## Requirement
Word for word, quote all of the material, omitting the pictures.

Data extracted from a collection

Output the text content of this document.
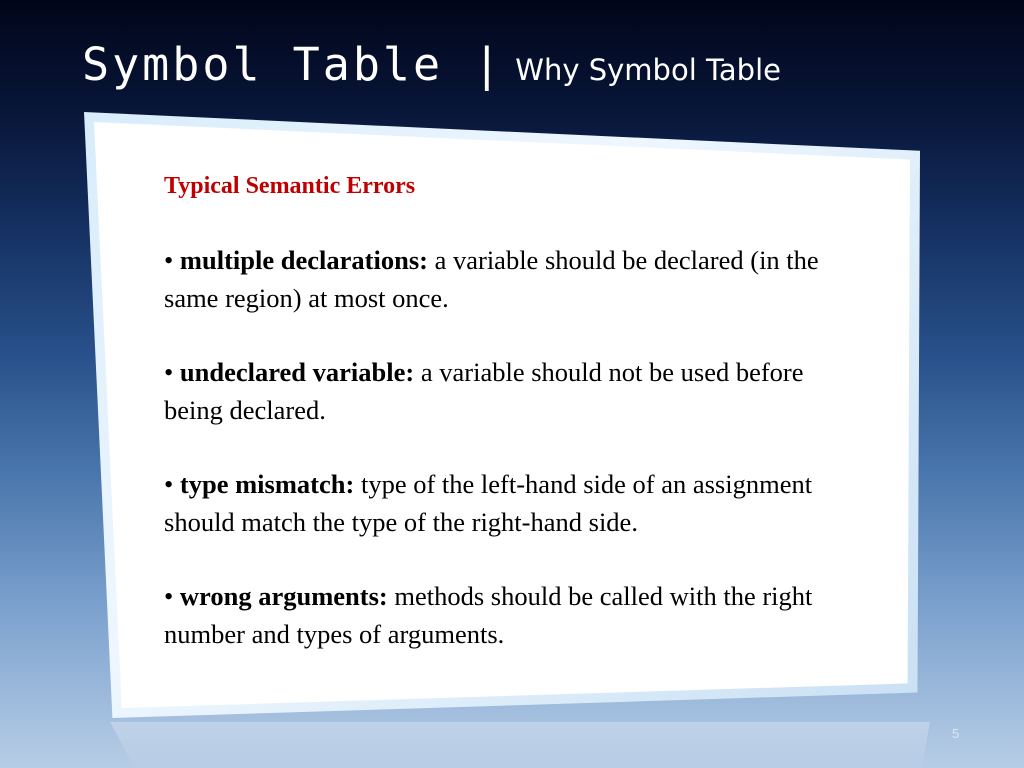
Symbol Table | Why Symbol Table

Typical Semantic Errors

• multiple declarations: a variable should be declared (in the same region) at most once.

• undeclared variable: a variable should not be used before being declared.

• type mismatch: type of the left-hand side of an assignment should match the type of the right-hand side.

• wrong arguments: methods should be called with the right number and types of arguments.

5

## Written response
Output the text content of this document.
Symbol Table | Why Symbol Table

Typical Semantic Errors

• multiple declarations: a variable should be declared (in the same region) at most once.

• undeclared variable: a variable should not be used before being declared.

• type mismatch: type of the left-hand side of an assignment should match the type of the right-hand side.

• wrong arguments: methods should be called with the right number and types of arguments.

5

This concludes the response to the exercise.